* START Material provided *

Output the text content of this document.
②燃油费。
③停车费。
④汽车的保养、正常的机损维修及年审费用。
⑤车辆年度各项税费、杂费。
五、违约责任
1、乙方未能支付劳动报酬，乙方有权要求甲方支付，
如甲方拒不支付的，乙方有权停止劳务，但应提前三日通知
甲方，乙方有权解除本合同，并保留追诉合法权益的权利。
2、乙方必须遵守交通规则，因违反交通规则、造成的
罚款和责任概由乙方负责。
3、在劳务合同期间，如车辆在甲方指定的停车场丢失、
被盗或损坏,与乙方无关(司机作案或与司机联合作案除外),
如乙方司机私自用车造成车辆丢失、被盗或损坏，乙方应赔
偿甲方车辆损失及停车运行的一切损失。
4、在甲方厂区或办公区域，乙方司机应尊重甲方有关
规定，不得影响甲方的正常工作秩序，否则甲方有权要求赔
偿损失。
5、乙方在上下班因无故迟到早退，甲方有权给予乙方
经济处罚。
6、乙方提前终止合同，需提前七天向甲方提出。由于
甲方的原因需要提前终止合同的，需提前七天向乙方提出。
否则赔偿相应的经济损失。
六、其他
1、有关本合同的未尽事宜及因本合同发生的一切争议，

* END Material provided *
* START Material provided *

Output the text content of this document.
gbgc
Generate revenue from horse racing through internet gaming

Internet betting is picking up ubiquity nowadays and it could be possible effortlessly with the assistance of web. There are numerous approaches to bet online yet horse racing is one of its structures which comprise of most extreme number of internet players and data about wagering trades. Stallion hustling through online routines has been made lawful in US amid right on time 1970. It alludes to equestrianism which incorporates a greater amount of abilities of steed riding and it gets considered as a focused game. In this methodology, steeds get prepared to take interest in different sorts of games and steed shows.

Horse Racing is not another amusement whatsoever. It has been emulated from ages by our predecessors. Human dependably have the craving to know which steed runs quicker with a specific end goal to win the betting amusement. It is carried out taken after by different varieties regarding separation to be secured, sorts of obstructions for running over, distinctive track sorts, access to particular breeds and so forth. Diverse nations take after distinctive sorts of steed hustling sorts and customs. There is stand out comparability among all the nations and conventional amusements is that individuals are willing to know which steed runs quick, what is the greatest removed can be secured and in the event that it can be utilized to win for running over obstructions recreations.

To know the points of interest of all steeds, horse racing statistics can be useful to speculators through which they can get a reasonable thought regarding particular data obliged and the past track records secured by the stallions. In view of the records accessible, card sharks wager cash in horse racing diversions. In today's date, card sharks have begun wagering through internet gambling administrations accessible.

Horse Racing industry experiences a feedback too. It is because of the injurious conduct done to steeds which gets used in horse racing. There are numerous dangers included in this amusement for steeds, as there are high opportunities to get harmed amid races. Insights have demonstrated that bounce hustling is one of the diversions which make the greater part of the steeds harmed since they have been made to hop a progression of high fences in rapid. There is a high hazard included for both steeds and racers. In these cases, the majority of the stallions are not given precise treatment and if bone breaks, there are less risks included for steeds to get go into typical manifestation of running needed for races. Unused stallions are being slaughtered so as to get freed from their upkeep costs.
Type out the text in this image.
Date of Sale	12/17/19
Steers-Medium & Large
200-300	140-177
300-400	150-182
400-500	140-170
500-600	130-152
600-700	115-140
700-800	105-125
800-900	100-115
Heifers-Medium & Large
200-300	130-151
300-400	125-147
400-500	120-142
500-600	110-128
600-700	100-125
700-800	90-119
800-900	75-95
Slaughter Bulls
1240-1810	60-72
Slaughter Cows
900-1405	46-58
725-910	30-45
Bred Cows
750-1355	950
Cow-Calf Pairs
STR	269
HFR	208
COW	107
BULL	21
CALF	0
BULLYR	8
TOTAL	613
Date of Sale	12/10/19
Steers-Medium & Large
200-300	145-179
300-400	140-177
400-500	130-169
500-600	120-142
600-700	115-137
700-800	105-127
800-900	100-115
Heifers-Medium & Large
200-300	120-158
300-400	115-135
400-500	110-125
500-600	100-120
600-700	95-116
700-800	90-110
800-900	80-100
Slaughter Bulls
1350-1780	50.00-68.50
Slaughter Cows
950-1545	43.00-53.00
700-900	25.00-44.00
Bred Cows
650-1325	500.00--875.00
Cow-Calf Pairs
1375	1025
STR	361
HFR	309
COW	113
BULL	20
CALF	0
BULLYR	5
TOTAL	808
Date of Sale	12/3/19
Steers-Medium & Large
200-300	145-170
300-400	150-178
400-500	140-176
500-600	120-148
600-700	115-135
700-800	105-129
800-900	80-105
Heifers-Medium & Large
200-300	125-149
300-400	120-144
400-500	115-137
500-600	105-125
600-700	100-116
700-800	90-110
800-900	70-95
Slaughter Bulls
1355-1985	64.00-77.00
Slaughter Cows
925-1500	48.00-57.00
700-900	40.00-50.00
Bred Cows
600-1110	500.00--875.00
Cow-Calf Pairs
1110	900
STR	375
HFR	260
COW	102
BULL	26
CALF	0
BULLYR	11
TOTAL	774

* END Material provided *
* START Material provided *

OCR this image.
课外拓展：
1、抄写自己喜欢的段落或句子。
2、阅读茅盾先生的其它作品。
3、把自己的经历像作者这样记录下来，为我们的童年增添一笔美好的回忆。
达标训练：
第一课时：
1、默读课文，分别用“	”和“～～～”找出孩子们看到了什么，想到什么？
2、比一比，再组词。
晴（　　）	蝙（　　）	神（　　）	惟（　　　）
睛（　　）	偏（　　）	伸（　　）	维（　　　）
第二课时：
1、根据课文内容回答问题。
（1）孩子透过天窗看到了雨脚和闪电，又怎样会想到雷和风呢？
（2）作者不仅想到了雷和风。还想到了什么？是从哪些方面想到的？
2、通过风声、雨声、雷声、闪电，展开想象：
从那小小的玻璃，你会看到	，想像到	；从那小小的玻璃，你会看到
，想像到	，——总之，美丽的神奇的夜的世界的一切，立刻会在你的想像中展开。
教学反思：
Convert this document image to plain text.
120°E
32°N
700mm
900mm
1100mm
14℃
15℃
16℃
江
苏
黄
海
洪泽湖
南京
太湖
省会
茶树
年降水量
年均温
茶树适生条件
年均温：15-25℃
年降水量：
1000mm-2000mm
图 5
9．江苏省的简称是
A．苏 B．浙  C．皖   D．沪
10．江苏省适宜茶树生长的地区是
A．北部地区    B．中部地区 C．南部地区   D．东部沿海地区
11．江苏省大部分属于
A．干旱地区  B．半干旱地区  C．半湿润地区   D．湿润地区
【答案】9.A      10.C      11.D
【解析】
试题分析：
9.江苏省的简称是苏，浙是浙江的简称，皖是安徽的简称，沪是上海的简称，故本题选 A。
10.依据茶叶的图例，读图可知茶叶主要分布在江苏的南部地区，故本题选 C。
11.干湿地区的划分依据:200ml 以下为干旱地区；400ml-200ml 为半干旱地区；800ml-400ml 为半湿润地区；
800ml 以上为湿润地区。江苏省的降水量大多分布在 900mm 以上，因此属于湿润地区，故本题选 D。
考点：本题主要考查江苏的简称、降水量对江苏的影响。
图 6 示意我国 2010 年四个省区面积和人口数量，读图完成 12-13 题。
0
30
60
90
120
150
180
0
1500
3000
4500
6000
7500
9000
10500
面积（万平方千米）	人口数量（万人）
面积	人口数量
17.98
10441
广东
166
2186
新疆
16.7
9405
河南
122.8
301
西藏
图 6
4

* END Material provided *

Aim of the exercise: Where a line above includes "data", copy that line.

Task result:
Internet betting is picking up ubiquity nowadays and it could be possible effortlessly with the assistance of web. There are numerous approaches to bet online yet horse racing is one of its structures which comprise of most extreme number of internet players and data about wagering trades. Stallion hustling through online routines has been made lawful in US amid right on time 1970. It alludes to equestrianism which incorporates a greater amount of abilities of steed riding and it gets considered as a focused game. In this methodology, steeds get prepared to take interest in different sorts of games and steed shows.
To know the points of interest of all steeds, horse racing statistics can be useful to speculators through which they can get a reasonable thought regarding particular data obliged and the past track records secured by the stallions. In view of the records accessible, card sharks wager cash in horse racing diversions. In today's date, card sharks have begun wagering through internet gambling administrations accessible.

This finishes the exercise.